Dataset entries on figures
********************

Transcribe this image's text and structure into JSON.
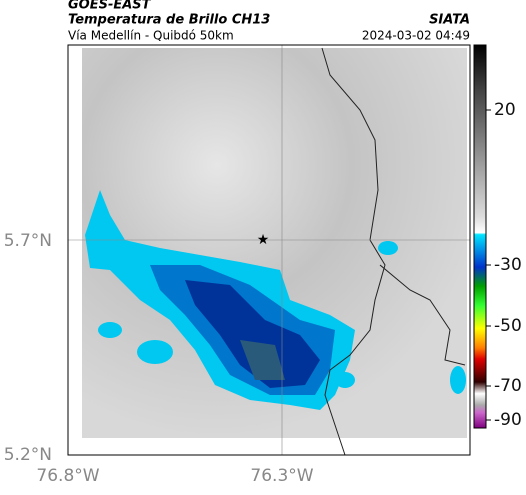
{
  "header": {
    "source": "GOES-EAST",
    "product": "Temperatura de Brillo CH13",
    "route": "Vía Medellín - Quibdó 50km",
    "org": "SIATA",
    "datetime": "2024-03-02 04:49"
  },
  "map": {
    "lat_ticks": [
      "5.7°N",
      "5.2°N"
    ],
    "lon_ticks": [
      "76.8°W",
      "76.3°W"
    ]
  },
  "colorbar": {
    "ticks": [
      "20",
      "-30",
      "-50",
      "-70",
      "-90"
    ]
  }
}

********************

■ **What you will do**
Reproduce the whole listing exactly, but not the images in it.

■ **Complete response**
Transcribe this image's text and structure into JSON.
{
  "header": {
    "source": "GOES-EAST",
    "product": "Temperatura de Brillo CH13",
    "route": "Vía Medellín - Quibdó 50km",
    "org": "SIATA",
    "datetime": "2024-03-02 04:49"
  },
  "map": {
    "lat_ticks": [
      "5.7°N",
      "5.2°N"
    ],
    "lon_ticks": [
      "76.8°W",
      "76.3°W"
    ]
  },
  "colorbar": {
    "ticks": [
      "20",
      "-30",
      "-50",
      "-70",
      "-90"
    ]
  }
}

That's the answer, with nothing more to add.